INSTRUCTIONS TO FOLLOW: Your answer should be a single number: the count of lines containing "Fitz".

** start of EXCERPTED DATA **

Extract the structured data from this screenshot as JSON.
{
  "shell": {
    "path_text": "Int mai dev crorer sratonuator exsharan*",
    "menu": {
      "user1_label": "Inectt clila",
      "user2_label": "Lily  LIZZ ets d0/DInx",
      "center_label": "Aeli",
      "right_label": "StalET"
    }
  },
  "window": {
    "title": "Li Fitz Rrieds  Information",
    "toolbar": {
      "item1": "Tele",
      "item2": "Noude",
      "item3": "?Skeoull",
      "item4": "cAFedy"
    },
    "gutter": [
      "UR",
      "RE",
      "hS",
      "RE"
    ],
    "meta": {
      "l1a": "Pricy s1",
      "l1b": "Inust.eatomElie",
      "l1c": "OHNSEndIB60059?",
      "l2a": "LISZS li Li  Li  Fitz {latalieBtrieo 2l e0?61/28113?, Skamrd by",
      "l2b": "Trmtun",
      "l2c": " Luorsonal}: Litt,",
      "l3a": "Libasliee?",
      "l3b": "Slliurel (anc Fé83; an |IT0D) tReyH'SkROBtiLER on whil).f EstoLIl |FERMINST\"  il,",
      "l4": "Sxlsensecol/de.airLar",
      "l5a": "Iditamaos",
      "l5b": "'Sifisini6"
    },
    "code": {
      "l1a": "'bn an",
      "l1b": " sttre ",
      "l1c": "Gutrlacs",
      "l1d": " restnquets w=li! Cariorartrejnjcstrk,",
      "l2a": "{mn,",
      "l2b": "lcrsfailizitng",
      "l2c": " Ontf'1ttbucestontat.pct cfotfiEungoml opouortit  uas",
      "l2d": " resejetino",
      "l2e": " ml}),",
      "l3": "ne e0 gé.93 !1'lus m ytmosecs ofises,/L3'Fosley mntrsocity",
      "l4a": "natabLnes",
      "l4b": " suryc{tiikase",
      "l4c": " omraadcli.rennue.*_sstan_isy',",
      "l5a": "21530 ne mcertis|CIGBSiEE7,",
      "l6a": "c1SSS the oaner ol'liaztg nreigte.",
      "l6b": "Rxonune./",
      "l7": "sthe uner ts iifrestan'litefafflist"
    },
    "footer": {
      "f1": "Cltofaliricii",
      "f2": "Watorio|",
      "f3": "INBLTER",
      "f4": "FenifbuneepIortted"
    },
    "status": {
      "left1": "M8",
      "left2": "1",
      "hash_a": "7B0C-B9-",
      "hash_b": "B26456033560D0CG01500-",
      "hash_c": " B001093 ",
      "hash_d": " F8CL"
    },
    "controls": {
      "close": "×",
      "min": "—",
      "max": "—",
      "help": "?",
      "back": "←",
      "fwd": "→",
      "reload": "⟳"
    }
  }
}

** end of EXCERPTED DATA **

SOLUTION: 2